--- THE DATA ---

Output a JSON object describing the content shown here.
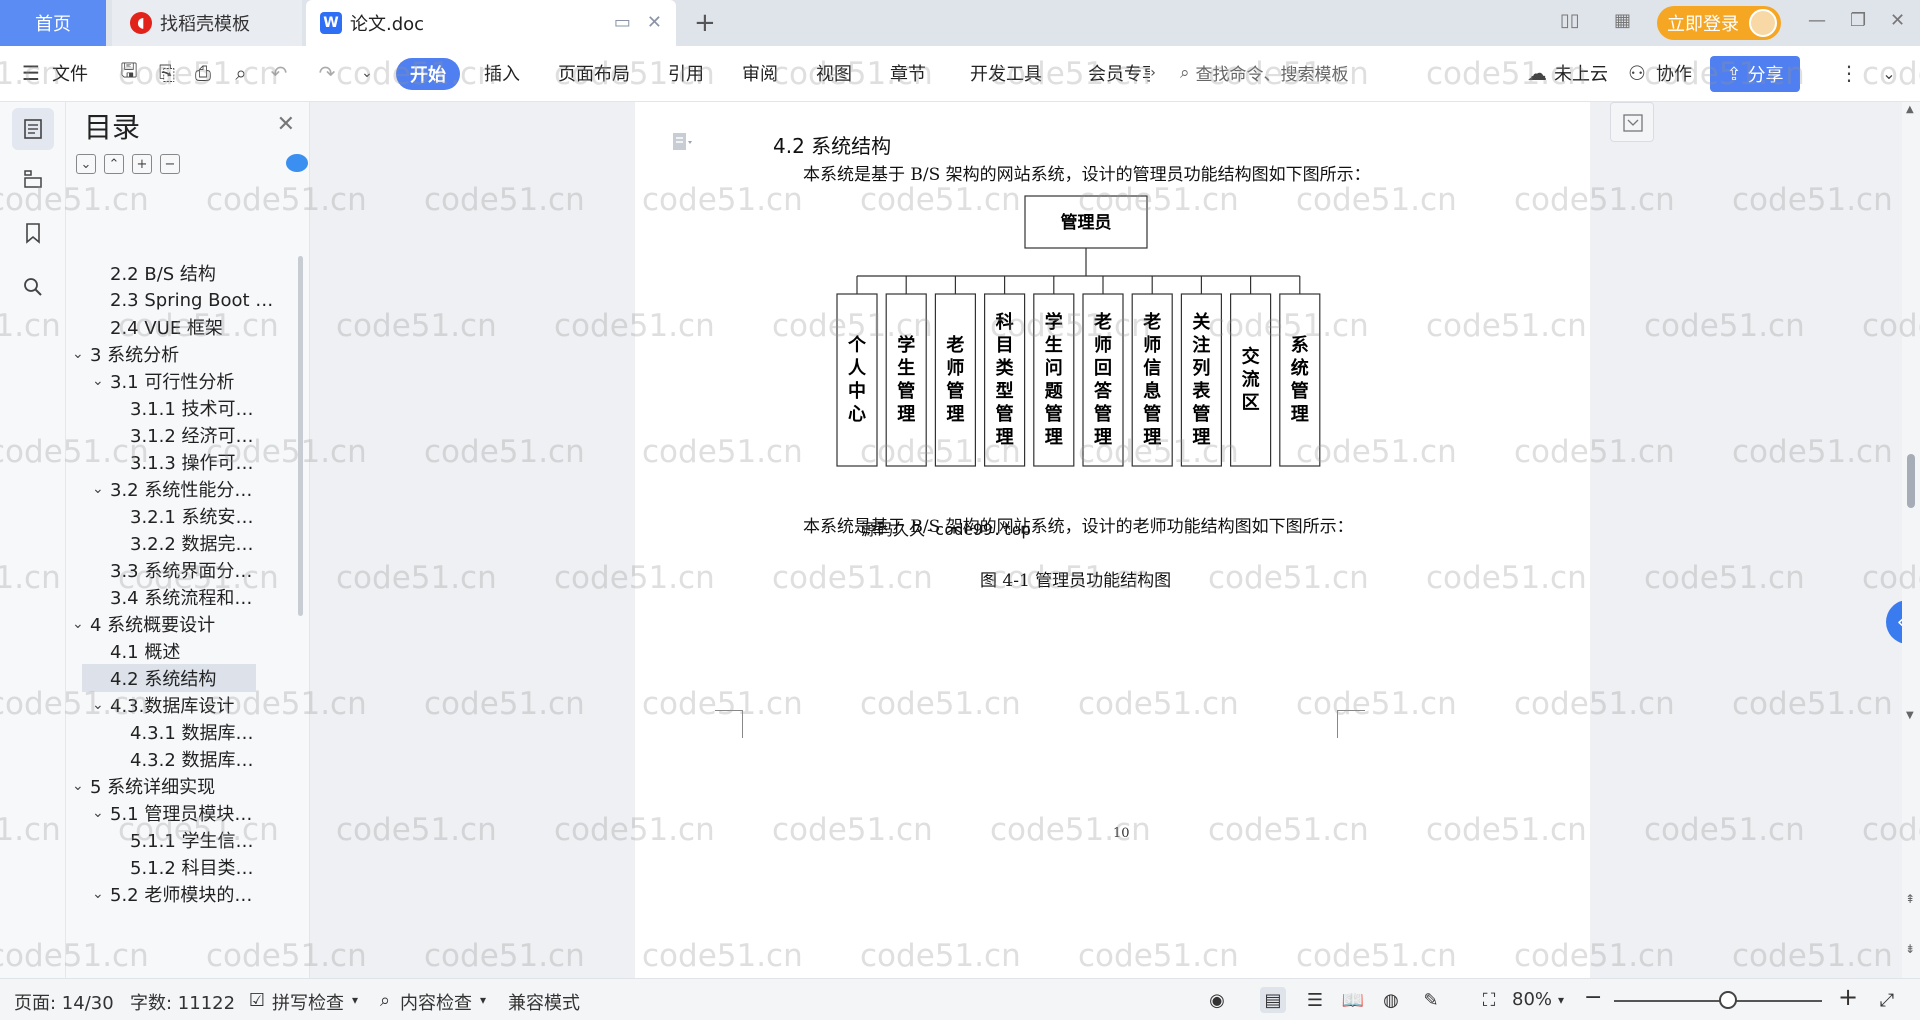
{
  "tabs": {
    "home": "首页",
    "daoke": "找稻壳模板",
    "doc": "论文.doc",
    "login": "立即登录"
  },
  "ribbon": {
    "file": "文件",
    "menus": [
      "开始",
      "插入",
      "页面布局",
      "引用",
      "审阅",
      "视图",
      "章节",
      "开发工具",
      "会员专享"
    ],
    "search": "查找命令、搜索模板",
    "cloud": "未上云",
    "collab": "协作",
    "share": "分享"
  },
  "toc": {
    "title": "目录",
    "items": [
      {
        "label": "2.2 B/S 结构",
        "level": 2,
        "arrow": ""
      },
      {
        "label": "2.3 Spring Boot …",
        "level": 2,
        "arrow": ""
      },
      {
        "label": "2.4 VUE 框架",
        "level": 2,
        "arrow": ""
      },
      {
        "label": "3 系统分析",
        "level": 1,
        "arrow": "v"
      },
      {
        "label": "3.1 可行性分析",
        "level": 2,
        "arrow": "v"
      },
      {
        "label": "3.1.1 技术可…",
        "level": 3,
        "arrow": ""
      },
      {
        "label": "3.1.2 经济可…",
        "level": 3,
        "arrow": ""
      },
      {
        "label": "3.1.3 操作可…",
        "level": 3,
        "arrow": ""
      },
      {
        "label": "3.2 系统性能分…",
        "level": 2,
        "arrow": "v"
      },
      {
        "label": "3.2.1 系统安…",
        "level": 3,
        "arrow": ""
      },
      {
        "label": "3.2.2 数据完…",
        "level": 3,
        "arrow": ""
      },
      {
        "label": "3.3 系统界面分…",
        "level": 2,
        "arrow": ""
      },
      {
        "label": "3.4 系统流程和…",
        "level": 2,
        "arrow": ""
      },
      {
        "label": "4 系统概要设计",
        "level": 1,
        "arrow": "v"
      },
      {
        "label": "4.1 概述",
        "level": 2,
        "arrow": ""
      },
      {
        "label": "4.2 系统结构",
        "level": 2,
        "arrow": "",
        "selected": true
      },
      {
        "label": "4.3.数据库设计",
        "level": 2,
        "arrow": "v"
      },
      {
        "label": "4.3.1 数据库…",
        "level": 3,
        "arrow": ""
      },
      {
        "label": "4.3.2 数据库…",
        "level": 3,
        "arrow": ""
      },
      {
        "label": "5 系统详细实现",
        "level": 1,
        "arrow": "v"
      },
      {
        "label": "5.1 管理员模块…",
        "level": 2,
        "arrow": "v"
      },
      {
        "label": "5.1.1 学生信…",
        "level": 3,
        "arrow": ""
      },
      {
        "label": "5.1.2 科目类…",
        "level": 3,
        "arrow": ""
      },
      {
        "label": "5.2 老师模块的…",
        "level": 2,
        "arrow": "v"
      }
    ]
  },
  "document": {
    "heading": "4.2 系统结构",
    "para1": "本系统是基于 B/S 架构的网站系统，设计的管理员功能结构图如下图所示：",
    "para2": "本系统是基于 B/S 架构的网站系统，设计的老师功能结构图如下图所示：",
    "caption": "图 4-1 管理员功能结构图",
    "source_note": "源码久久-code99.top",
    "page_number": "10",
    "diagram": {
      "root": "管理员",
      "children": [
        "个人中心",
        "学生管理",
        "老师管理",
        "科目类型管理",
        "学生问题管理",
        "老师回答管理",
        "老师信息管理",
        "关注列表管理",
        "交流区",
        "系统管理"
      ]
    }
  },
  "watermark": "code51.cn",
  "status": {
    "page": "页面: 14/30",
    "words": "字数: 11122",
    "spell": "拼写检查",
    "content_check": "内容检查",
    "compat": "兼容模式",
    "zoom": "80%",
    "zoom_level": 0.55
  }
}
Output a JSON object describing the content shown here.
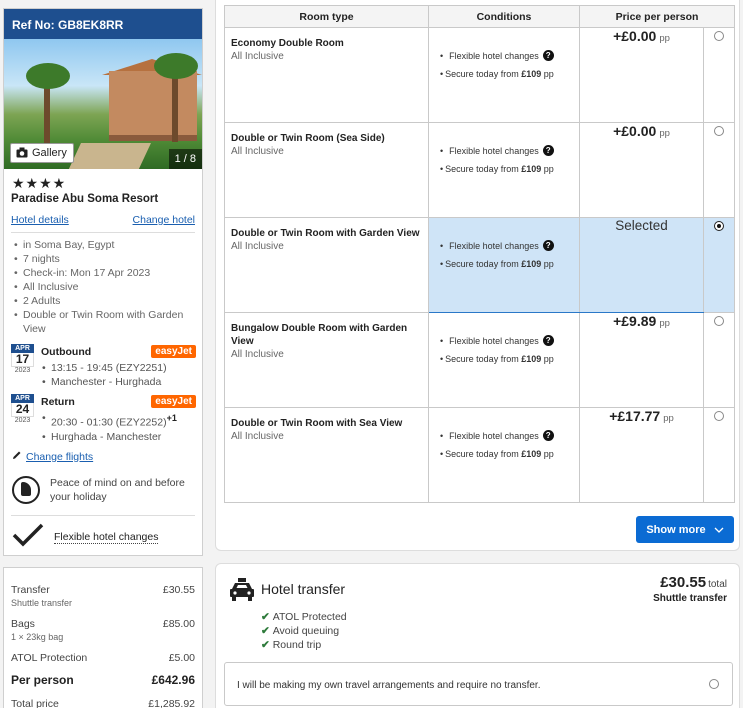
{
  "hotel": {
    "ref": "Ref No: GB8EK8RR",
    "gallery_label": "Gallery",
    "image_count": "1 / 8",
    "stars": "★★★★",
    "name": "Paradise Abu Soma Resort",
    "details_link": "Hotel details",
    "change_link": "Change hotel",
    "details": [
      "in Soma Bay, Egypt",
      "7 nights",
      "Check-in: Mon 17 Apr 2023",
      "All Inclusive",
      "2 Adults",
      "Double or Twin Room with Garden View"
    ]
  },
  "flights": {
    "outbound": {
      "month": "APR",
      "day": "17",
      "year": "2023",
      "label": "Outbound",
      "airline": "easyJet",
      "time": "13:15 - 19:45 (EZY2251)",
      "route": "Manchester - Hurghada"
    },
    "return": {
      "month": "APR",
      "day": "24",
      "year": "2023",
      "label": "Return",
      "airline": "easyJet",
      "time": "20:30 - 01:30 (EZY2252)",
      "day_offset": "+1",
      "route": "Hurghada - Manchester"
    },
    "change_link": "Change flights"
  },
  "atol_text": "Peace of mind on and before your holiday",
  "flex_label": "Flexible hotel changes",
  "pricing": {
    "transfer_label": "Transfer",
    "transfer_sub": "Shuttle transfer",
    "transfer_value": "£30.55",
    "bags_label": "Bags",
    "bags_sub": "1 × 23kg bag",
    "bags_value": "£85.00",
    "atol_label": "ATOL Protection",
    "atol_value": "£5.00",
    "per_person_label": "Per person",
    "per_person_value": "£642.96",
    "total_label": "Total price",
    "total_value": "£1,285.92"
  },
  "table": {
    "headers": [
      "Room type",
      "Conditions",
      "Price per person"
    ],
    "cond_flex": "Flexible hotel changes",
    "cond_secure_prefix": "Secure today from",
    "cond_secure_amount": "£109",
    "cond_secure_suffix": "pp",
    "pp": "pp",
    "selected_label": "Selected",
    "rooms": [
      {
        "name": "Economy Double Room",
        "board": "All Inclusive",
        "price": "+£0.00"
      },
      {
        "name": "Double or Twin Room (Sea Side)",
        "board": "All Inclusive",
        "price": "+£0.00"
      },
      {
        "name": "Double or Twin Room with Garden View",
        "board": "All Inclusive",
        "price": ""
      },
      {
        "name": "Bungalow Double Room with Garden View",
        "board": "All Inclusive",
        "price": "+£9.89"
      },
      {
        "name": "Double or Twin Room with Sea View",
        "board": "All Inclusive",
        "price": "+£17.77"
      }
    ],
    "show_more": "Show more"
  },
  "transfer": {
    "title": "Hotel transfer",
    "price": "£30.55",
    "total_word": "total",
    "type": "Shuttle transfer",
    "features": [
      "ATOL Protected",
      "Avoid queuing",
      "Round trip"
    ],
    "own_option": "I will be making my own travel arrangements and require no transfer."
  }
}
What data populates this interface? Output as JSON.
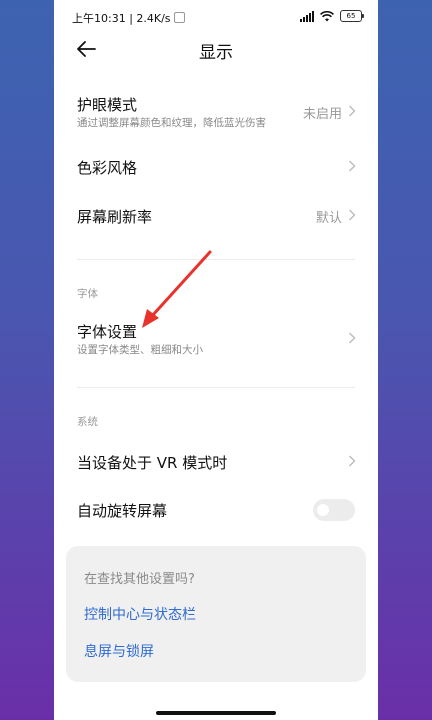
{
  "status_bar": {
    "time_speed": "上午10:31 | 2.4K/s",
    "battery": "65"
  },
  "header": {
    "title": "显示",
    "back_icon": "arrow-left-icon"
  },
  "rows": {
    "eye_mode": {
      "label": "护眼模式",
      "subtitle": "通过调整屏幕颜色和纹理，降低蓝光伤害",
      "value": "未启用"
    },
    "color_style": {
      "label": "色彩风格"
    },
    "refresh_rate": {
      "label": "屏幕刷新率",
      "value": "默认"
    },
    "font_section": "字体",
    "font_settings": {
      "label": "字体设置",
      "subtitle": "设置字体类型、粗细和大小"
    },
    "system_section": "系统",
    "vr_mode": {
      "label": "当设备处于 VR 模式时"
    },
    "auto_rotate": {
      "label": "自动旋转屏幕",
      "enabled": false
    }
  },
  "suggestions": {
    "question": "在查找其他设置吗?",
    "links": [
      "控制中心与状态栏",
      "息屏与锁屏"
    ]
  },
  "colors": {
    "accent_link": "#2f6bd0",
    "annotation_arrow": "#e8322b"
  }
}
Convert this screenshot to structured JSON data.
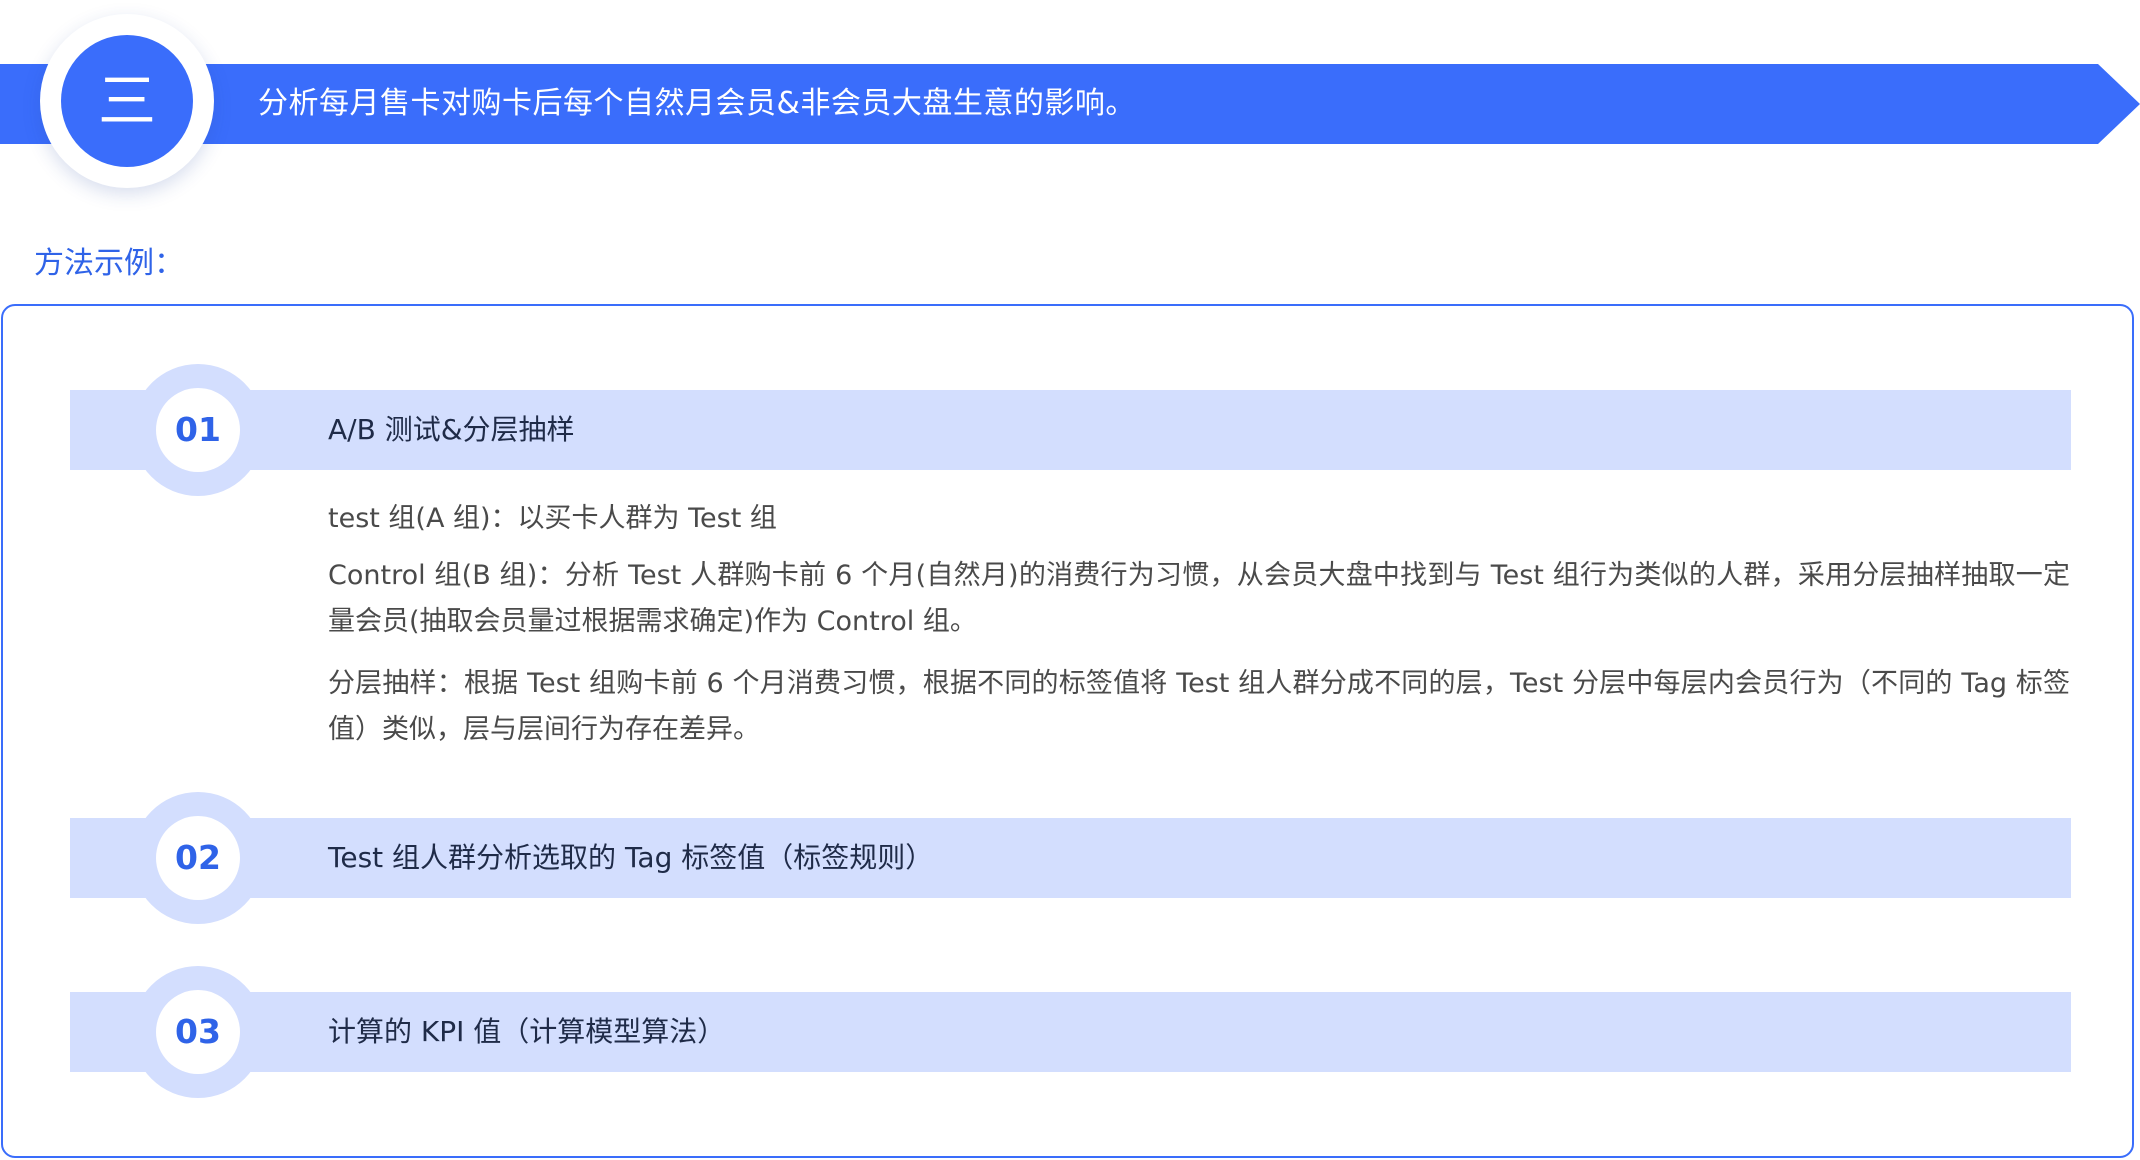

--- EXERCISE BRIEF ---
Quote the data exactly, leaving every image out of the copy.

--- ANSWER ---
Output a JSON object describing the content shown here.
{
  "tabs": {
    "home": "首页",
    "daoke": "找稻壳模板",
    "doc": "论文.doc",
    "login": "立即登录"
  },
  "ribbon": {
    "file": "文件",
    "menus": [
      "开始",
      "插入",
      "页面布局",
      "引用",
      "审阅",
      "视图",
      "章节",
      "开发工具",
      "会员专享"
    ],
    "search": "查找命令、搜索模板",
    "cloud": "未上云",
    "collab": "协作",
    "share": "分享"
  },
  "toc": {
    "title": "目录",
    "items": [
      {
        "label": "2.2 B/S 结构",
        "level": 2,
        "arrow": ""
      },
      {
        "label": "2.3 Spring Boot …",
        "level": 2,
        "arrow": ""
      },
      {
        "label": "2.4 VUE 框架",
        "level": 2,
        "arrow": ""
      },
      {
        "label": "3 系统分析",
        "level": 1,
        "arrow": "v"
      },
      {
        "label": "3.1 可行性分析",
        "level": 2,
        "arrow": "v"
      },
      {
        "label": "3.1.1 技术可…",
        "level": 3,
        "arrow": ""
      },
      {
        "label": "3.1.2 经济可…",
        "level": 3,
        "arrow": ""
      },
      {
        "label": "3.1.3 操作可…",
        "level": 3,
        "arrow": ""
      },
      {
        "label": "3.2 系统性能分…",
        "level": 2,
        "arrow": "v"
      },
      {
        "label": "3.2.1 系统安…",
        "level": 3,
        "arrow": ""
      },
      {
        "label": "3.2.2 数据完…",
        "level": 3,
        "arrow": ""
      },
      {
        "label": "3.3 系统界面分…",
        "level": 2,
        "arrow": ""
      },
      {
        "label": "3.4 系统流程和…",
        "level": 2,
        "arrow": ""
      },
      {
        "label": "4 系统概要设计",
        "level": 1,
        "arrow": "v"
      },
      {
        "label": "4.1 概述",
        "level": 2,
        "arrow": ""
      },
      {
        "label": "4.2 系统结构",
        "level": 2,
        "arrow": "",
        "selected": true
      },
      {
        "label": "4.3.数据库设计",
        "level": 2,
        "arrow": "v"
      },
      {
        "label": "4.3.1 数据库…",
        "level": 3,
        "arrow": ""
      },
      {
        "label": "4.3.2 数据库…",
        "level": 3,
        "arrow": ""
      },
      {
        "label": "5 系统详细实现",
        "level": 1,
        "arrow": "v"
      },
      {
        "label": "5.1 管理员模块…",
        "level": 2,
        "arrow": "v"
      },
      {
        "label": "5.1.1 学生信…",
        "level": 3,
        "arrow": ""
      },
      {
        "label": "5.1.2 科目类…",
        "level": 3,
        "arrow": ""
      },
      {
        "label": "5.2 老师模块的…",
        "level": 2,
        "arrow": "v"
      }
    ]
  },
  "document": {
    "heading": "4.2 系统结构",
    "para1": "本系统是基于 B/S 架构的网站系统，设计的管理员功能结构图如下图所示：",
    "para2": "本系统是基于 B/S 架构的网站系统，设计的老师功能结构图如下图所示：",
    "caption": "图 4-1 管理员功能结构图",
    "source_note": "源码久久-code99.top",
    "page_number": "10",
    "diagram": {
      "root": "管理员",
      "children": [
        "个人中心",
        "学生管理",
        "老师管理",
        "科目类型管理",
        "学生问题管理",
        "老师回答管理",
        "老师信息管理",
        "关注列表管理",
        "交流区",
        "系统管理"
      ]
    }
  },
  "watermark": "code51.cn",
  "status": {
    "page": "页面: 14/30",
    "words": "字数: 11122",
    "spell": "拼写检查",
    "content_check": "内容检查",
    "compat": "兼容模式",
    "zoom": "80%",
    "zoom_level": 0.55
  }
}
Output a JSON object describing the content shown here.
{
  "hotel": {
    "ref": "Ref No: GB8EK8RR",
    "gallery_label": "Gallery",
    "image_count": "1 / 8",
    "stars": "★★★★",
    "name": "Paradise Abu Soma Resort",
    "details_link": "Hotel details",
    "change_link": "Change hotel",
    "details": [
      "in Soma Bay, Egypt",
      "7 nights",
      "Check-in: Mon 17 Apr 2023",
      "All Inclusive",
      "2 Adults",
      "Double or Twin Room with Garden View"
    ]
  },
  "flights": {
    "outbound": {
      "month": "APR",
      "day": "17",
      "year": "2023",
      "label": "Outbound",
      "airline": "easyJet",
      "time": "13:15 - 19:45 (EZY2251)",
      "route": "Manchester - Hurghada"
    },
    "return": {
      "month": "APR",
      "day": "24",
      "year": "2023",
      "label": "Return",
      "airline": "easyJet",
      "time": "20:30 - 01:30 (EZY2252)",
      "day_offset": "+1",
      "route": "Hurghada - Manchester"
    },
    "change_link": "Change flights"
  },
  "atol_text": "Peace of mind on and before your holiday",
  "flex_label": "Flexible hotel changes",
  "pricing": {
    "transfer_label": "Transfer",
    "transfer_sub": "Shuttle transfer",
    "transfer_value": "£30.55",
    "bags_label": "Bags",
    "bags_sub": "1 × 23kg bag",
    "bags_value": "£85.00",
    "atol_label": "ATOL Protection",
    "atol_value": "£5.00",
    "per_person_label": "Per person",
    "per_person_value": "£642.96",
    "total_label": "Total price",
    "total_value": "£1,285.92"
  },
  "table": {
    "headers": [
      "Room type",
      "Conditions",
      "Price per person"
    ],
    "cond_flex": "Flexible hotel changes",
    "cond_secure_prefix": "Secure today from",
    "cond_secure_amount": "£109",
    "cond_secure_suffix": "pp",
    "pp": "pp",
    "selected_label": "Selected",
    "rooms": [
      {
        "name": "Economy Double Room",
        "board": "All Inclusive",
        "price": "+£0.00"
      },
      {
        "name": "Double or Twin Room (Sea Side)",
        "board": "All Inclusive",
        "price": "+£0.00"
      },
      {
        "name": "Double or Twin Room with Garden View",
        "board": "All Inclusive",
        "price": ""
      },
      {
        "name": "Bungalow Double Room with Garden View",
        "board": "All Inclusive",
        "price": "+£9.89"
      },
      {
        "name": "Double or Twin Room with Sea View",
        "board": "All Inclusive",
        "price": "+£17.77"
      }
    ],
    "show_more": "Show more"
  },
  "transfer": {
    "title": "Hotel transfer",
    "price": "£30.55",
    "total_word": "total",
    "type": "Shuttle transfer",
    "features": [
      "ATOL Protected",
      "Avoid queuing",
      "Round trip"
    ],
    "own_option": "I will be making my own travel arrangements and require no transfer."
  }
}
What data populates this interface? Output as JSON.
{
  "status_bar": {
    "time_speed": "上午10:31 | 2.4K/s",
    "battery": "65"
  },
  "header": {
    "title": "显示",
    "back_icon": "arrow-left-icon"
  },
  "rows": {
    "eye_mode": {
      "label": "护眼模式",
      "subtitle": "通过调整屏幕颜色和纹理，降低蓝光伤害",
      "value": "未启用"
    },
    "color_style": {
      "label": "色彩风格"
    },
    "refresh_rate": {
      "label": "屏幕刷新率",
      "value": "默认"
    },
    "font_section": "字体",
    "font_settings": {
      "label": "字体设置",
      "subtitle": "设置字体类型、粗细和大小"
    },
    "system_section": "系统",
    "vr_mode": {
      "label": "当设备处于 VR 模式时"
    },
    "auto_rotate": {
      "label": "自动旋转屏幕",
      "enabled": false
    }
  },
  "suggestions": {
    "question": "在查找其他设置吗?",
    "links": [
      "控制中心与状态栏",
      "息屏与锁屏"
    ]
  },
  "colors": {
    "accent_link": "#2f6bd0",
    "annotation_arrow": "#e8322b"
  }
}
Convert this screenshot to structured JSON data.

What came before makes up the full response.